### Your instructions:
Transcribe every line, keeping it exact.

### Available data:
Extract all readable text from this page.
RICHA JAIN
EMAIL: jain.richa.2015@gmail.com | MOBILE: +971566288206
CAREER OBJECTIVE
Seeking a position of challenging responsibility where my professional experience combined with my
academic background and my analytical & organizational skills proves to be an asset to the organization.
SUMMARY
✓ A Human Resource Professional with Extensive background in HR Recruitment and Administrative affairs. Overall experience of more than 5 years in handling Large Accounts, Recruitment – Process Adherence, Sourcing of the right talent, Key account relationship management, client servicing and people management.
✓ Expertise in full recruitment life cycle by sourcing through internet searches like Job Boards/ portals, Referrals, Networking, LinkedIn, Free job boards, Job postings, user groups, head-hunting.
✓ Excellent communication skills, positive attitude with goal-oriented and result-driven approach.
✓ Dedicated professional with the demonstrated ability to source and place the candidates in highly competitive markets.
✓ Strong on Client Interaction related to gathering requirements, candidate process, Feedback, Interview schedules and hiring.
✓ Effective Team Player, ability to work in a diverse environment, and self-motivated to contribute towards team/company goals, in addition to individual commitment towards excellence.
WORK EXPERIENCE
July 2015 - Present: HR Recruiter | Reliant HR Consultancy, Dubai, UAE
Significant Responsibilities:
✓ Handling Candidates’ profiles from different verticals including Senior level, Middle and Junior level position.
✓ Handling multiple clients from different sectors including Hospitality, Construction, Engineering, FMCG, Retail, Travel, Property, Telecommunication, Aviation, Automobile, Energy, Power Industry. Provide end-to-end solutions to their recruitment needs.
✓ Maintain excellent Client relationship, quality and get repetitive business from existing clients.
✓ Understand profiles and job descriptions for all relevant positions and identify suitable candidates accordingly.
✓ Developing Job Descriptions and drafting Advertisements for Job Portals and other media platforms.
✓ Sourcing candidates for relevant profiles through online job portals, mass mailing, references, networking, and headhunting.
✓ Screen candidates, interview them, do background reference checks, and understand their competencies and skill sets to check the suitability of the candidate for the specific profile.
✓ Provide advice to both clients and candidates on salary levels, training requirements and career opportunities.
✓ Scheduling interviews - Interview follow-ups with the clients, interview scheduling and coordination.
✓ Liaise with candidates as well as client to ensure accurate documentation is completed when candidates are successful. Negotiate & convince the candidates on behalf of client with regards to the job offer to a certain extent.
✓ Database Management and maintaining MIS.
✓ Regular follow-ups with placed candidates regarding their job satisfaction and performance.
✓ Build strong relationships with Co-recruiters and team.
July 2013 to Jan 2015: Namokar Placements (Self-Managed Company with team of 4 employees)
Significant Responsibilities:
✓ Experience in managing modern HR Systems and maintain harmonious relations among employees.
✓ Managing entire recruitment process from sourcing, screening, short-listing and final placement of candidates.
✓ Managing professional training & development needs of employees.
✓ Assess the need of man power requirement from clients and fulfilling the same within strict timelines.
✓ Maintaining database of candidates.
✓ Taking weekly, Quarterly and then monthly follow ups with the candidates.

### Full output:
Extract all readable text from this page.
RICHA JAIN
EMAIL: jain.richa.2015@gmail.com | MOBILE: +971566288206
CAREER OBJECTIVE
Seeking a position of challenging responsibility where my professional experience combined with my
academic background and my analytical & organizational skills proves to be an asset to the organization.
SUMMARY
✓ A Human Resource Professional with Extensive background in HR Recruitment and Administrative affairs. Overall experience of more than 5 years in handling Large Accounts, Recruitment – Process Adherence, Sourcing of the right talent, Key account relationship management, client servicing and people management.
✓ Expertise in full recruitment life cycle by sourcing through internet searches like Job Boards/ portals, Referrals, Networking, LinkedIn, Free job boards, Job postings, user groups, head-hunting.
✓ Excellent communication skills, positive attitude with goal-oriented and result-driven approach.
✓ Dedicated professional with the demonstrated ability to source and place the candidates in highly competitive markets.
✓ Strong on Client Interaction related to gathering requirements, candidate process, Feedback, Interview schedules and hiring.
✓ Effective Team Player, ability to work in a diverse environment, and self-motivated to contribute towards team/company goals, in addition to individual commitment towards excellence.
WORK EXPERIENCE
July 2015 - Present: HR Recruiter | Reliant HR Consultancy, Dubai, UAE
Significant Responsibilities:
✓ Handling Candidates’ profiles from different verticals including Senior level, Middle and Junior level position.
✓ Handling multiple clients from different sectors including Hospitality, Construction, Engineering, FMCG, Retail, Travel, Property, Telecommunication, Aviation, Automobile, Energy, Power Industry. Provide end-to-end solutions to their recruitment needs.
✓ Maintain excellent Client relationship, quality and get repetitive business from existing clients.
✓ Understand profiles and job descriptions for all relevant positions and identify suitable candidates accordingly.
✓ Developing Job Descriptions and drafting Advertisements for Job Portals and other media platforms.
✓ Sourcing candidates for relevant profiles through online job portals, mass mailing, references, networking, and headhunting.
✓ Screen candidates, interview them, do background reference checks, and understand their competencies and skill sets to check the suitability of the candidate for the specific profile.
✓ Provide advice to both clients and candidates on salary levels, training requirements and career opportunities.
✓ Scheduling interviews - Interview follow-ups with the clients, interview scheduling and coordination.
✓ Liaise with candidates as well as client to ensure accurate documentation is completed when candidates are successful. Negotiate & convince the candidates on behalf of client with regards to the job offer to a certain extent.
✓ Database Management and maintaining MIS.
✓ Regular follow-ups with placed candidates regarding their job satisfaction and performance.
✓ Build strong relationships with Co-recruiters and team.
July 2013 to Jan 2015: Namokar Placements (Self-Managed Company with team of 4 employees)
Significant Responsibilities:
✓ Experience in managing modern HR Systems and maintain harmonious relations among employees.
✓ Managing entire recruitment process from sourcing, screening, short-listing and final placement of candidates.
✓ Managing professional training & development needs of employees.
✓ Assess the need of man power requirement from clients and fulfilling the same within strict timelines.
✓ Maintaining database of candidates.
✓ Taking weekly, Quarterly and then monthly follow ups with the candidates.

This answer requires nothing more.